## Exercise directions
Look over the entries that follow and work out how many lines contain "been". State the number only.

## Records supplied
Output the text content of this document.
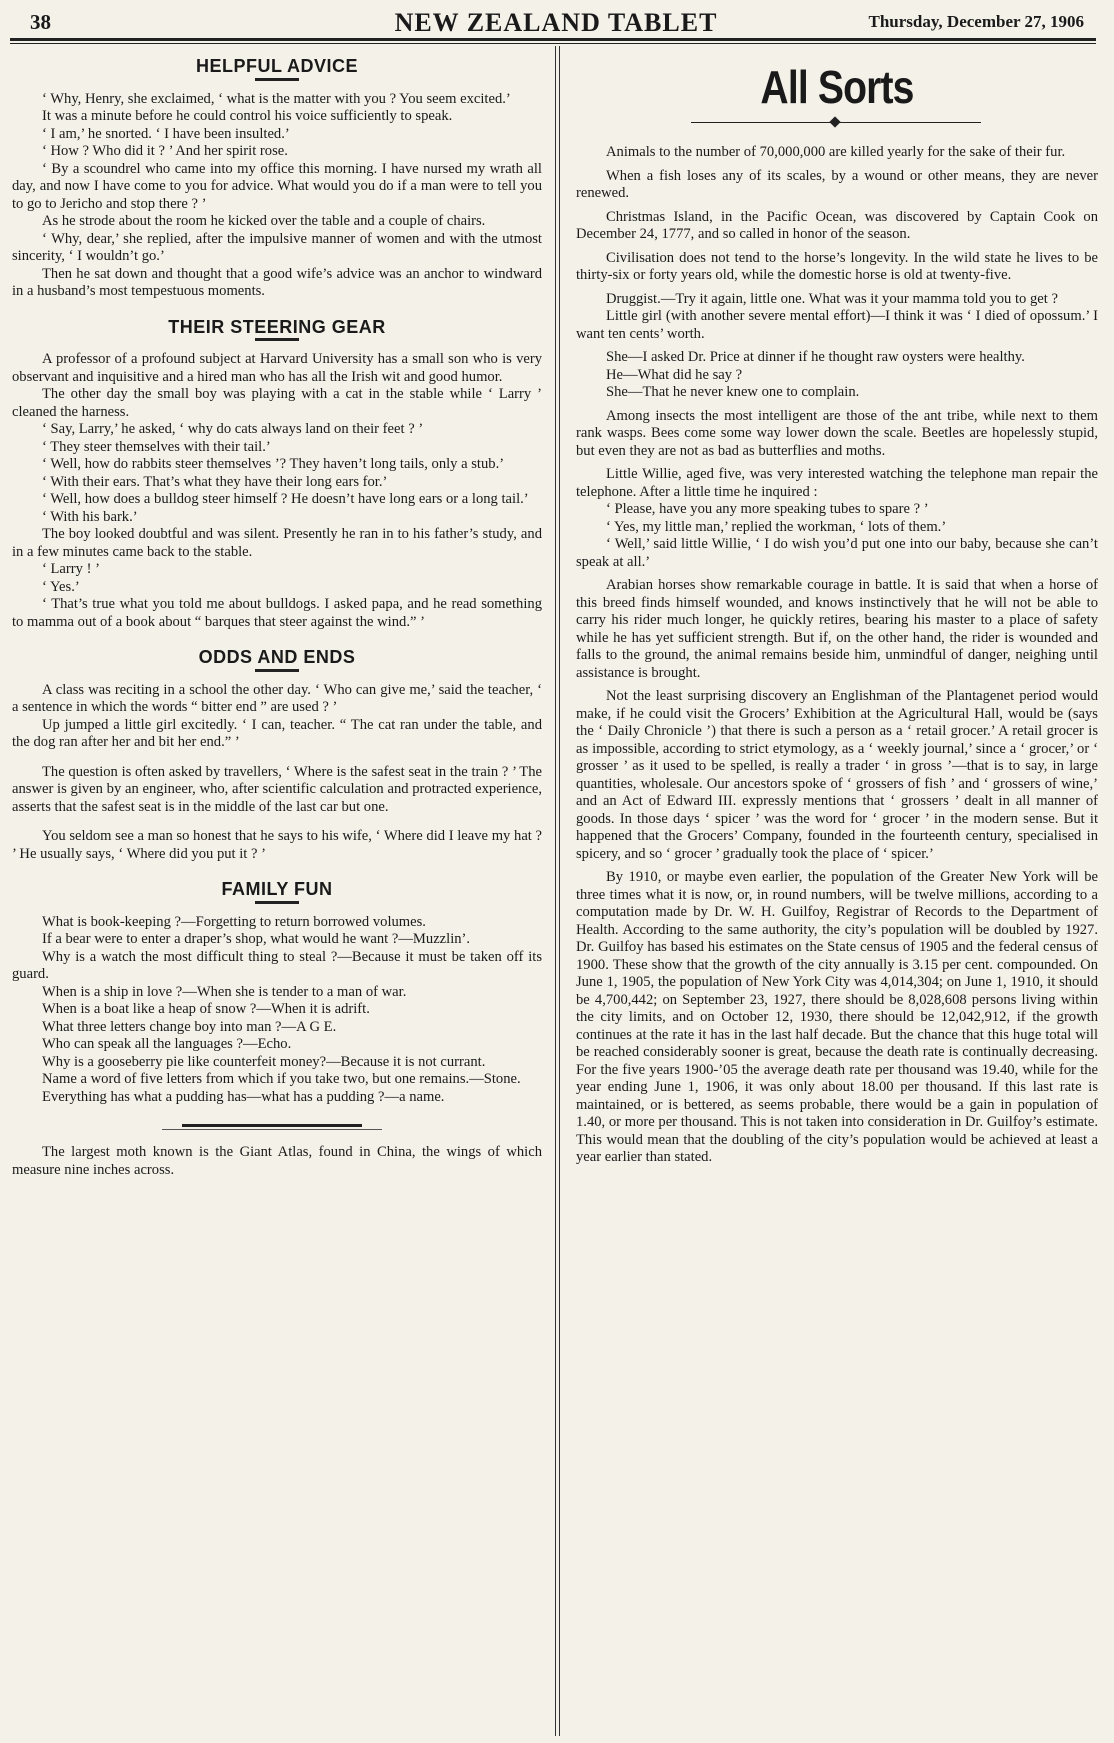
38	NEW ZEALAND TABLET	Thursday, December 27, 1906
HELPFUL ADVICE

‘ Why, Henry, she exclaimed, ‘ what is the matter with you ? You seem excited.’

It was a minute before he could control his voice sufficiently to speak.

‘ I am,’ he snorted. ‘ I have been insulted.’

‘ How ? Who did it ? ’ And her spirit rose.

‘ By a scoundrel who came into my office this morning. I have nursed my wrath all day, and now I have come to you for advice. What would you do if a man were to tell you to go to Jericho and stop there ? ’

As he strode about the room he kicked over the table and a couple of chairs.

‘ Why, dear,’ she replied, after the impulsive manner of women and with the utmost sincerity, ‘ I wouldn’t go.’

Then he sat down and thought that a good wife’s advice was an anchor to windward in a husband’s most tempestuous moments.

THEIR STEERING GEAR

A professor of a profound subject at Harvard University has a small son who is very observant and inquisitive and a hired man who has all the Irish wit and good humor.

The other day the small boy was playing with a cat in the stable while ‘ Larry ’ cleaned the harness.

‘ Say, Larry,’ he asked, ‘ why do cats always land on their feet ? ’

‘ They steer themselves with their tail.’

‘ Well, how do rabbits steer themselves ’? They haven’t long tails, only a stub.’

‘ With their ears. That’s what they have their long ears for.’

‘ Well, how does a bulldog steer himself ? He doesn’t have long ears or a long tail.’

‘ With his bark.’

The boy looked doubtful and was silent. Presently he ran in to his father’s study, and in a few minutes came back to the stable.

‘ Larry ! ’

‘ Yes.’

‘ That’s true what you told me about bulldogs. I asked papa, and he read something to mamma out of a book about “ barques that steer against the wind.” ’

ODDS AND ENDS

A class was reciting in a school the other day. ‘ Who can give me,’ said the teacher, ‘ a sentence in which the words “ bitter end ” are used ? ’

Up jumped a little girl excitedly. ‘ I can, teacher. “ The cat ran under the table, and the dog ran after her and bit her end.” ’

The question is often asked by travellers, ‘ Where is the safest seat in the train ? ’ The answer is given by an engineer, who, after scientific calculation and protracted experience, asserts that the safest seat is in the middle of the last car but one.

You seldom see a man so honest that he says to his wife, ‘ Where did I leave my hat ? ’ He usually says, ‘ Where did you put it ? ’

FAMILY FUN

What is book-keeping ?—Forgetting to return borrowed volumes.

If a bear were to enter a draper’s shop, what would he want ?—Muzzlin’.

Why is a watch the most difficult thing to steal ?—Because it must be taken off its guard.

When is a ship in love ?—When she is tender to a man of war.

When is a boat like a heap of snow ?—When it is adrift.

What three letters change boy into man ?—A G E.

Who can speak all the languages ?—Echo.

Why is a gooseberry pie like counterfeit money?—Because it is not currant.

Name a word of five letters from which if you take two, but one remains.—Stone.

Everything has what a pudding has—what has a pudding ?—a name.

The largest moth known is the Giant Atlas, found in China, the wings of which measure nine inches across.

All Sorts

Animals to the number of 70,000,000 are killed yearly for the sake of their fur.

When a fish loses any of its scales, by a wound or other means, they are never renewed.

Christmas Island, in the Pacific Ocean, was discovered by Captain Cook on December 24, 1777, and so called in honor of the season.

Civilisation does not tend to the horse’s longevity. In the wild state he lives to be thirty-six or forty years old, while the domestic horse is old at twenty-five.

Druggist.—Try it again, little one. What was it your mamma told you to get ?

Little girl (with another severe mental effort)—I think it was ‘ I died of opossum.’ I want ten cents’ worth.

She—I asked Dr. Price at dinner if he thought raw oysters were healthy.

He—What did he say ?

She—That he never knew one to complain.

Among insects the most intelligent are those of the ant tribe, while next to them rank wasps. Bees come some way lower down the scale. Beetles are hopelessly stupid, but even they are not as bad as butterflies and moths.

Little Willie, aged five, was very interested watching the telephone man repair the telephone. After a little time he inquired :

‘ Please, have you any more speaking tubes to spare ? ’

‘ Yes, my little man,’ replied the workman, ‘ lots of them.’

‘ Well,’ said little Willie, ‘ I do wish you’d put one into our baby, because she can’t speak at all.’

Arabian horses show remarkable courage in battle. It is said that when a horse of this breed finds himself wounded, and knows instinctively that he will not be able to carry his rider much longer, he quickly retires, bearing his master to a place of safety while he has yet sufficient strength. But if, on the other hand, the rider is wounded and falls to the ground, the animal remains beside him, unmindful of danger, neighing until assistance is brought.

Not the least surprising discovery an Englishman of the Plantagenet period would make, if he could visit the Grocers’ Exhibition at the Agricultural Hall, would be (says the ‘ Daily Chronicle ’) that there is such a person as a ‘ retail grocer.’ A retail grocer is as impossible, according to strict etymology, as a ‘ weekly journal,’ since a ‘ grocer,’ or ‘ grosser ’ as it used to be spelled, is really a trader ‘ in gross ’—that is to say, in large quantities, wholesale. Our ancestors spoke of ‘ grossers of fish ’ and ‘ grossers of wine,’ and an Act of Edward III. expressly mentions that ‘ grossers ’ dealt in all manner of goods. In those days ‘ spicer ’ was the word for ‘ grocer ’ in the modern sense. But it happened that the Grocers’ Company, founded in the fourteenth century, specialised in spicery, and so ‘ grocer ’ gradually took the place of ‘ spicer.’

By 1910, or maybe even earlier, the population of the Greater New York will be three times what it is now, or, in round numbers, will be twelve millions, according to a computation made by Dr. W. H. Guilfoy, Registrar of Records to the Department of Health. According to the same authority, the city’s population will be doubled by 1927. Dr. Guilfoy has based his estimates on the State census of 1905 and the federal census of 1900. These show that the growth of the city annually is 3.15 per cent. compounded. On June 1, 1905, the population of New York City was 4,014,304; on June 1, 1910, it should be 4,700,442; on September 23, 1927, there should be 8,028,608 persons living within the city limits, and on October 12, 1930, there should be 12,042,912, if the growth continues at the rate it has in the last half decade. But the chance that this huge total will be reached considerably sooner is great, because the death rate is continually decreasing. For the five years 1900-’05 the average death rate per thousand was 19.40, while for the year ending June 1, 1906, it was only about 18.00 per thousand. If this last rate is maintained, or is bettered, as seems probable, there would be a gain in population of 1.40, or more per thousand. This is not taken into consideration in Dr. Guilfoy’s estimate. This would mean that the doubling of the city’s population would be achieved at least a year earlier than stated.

* * *

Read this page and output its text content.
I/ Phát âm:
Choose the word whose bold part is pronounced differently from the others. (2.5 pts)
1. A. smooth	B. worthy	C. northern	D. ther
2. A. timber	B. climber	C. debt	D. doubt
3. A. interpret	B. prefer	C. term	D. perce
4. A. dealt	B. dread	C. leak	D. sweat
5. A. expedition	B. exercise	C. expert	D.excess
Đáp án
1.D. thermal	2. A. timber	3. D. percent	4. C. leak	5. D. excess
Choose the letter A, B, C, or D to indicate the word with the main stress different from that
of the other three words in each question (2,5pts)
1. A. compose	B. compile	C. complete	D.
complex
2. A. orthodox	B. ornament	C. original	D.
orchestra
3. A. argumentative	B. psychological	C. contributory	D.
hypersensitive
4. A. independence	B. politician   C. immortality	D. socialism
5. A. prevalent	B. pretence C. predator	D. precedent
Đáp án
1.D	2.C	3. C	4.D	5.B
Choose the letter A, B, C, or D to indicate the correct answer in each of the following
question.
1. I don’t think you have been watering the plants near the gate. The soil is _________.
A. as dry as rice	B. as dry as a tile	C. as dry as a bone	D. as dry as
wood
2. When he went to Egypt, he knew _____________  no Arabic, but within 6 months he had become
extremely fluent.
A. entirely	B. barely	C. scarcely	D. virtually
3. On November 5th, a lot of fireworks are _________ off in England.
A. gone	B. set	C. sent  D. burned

## Answer
2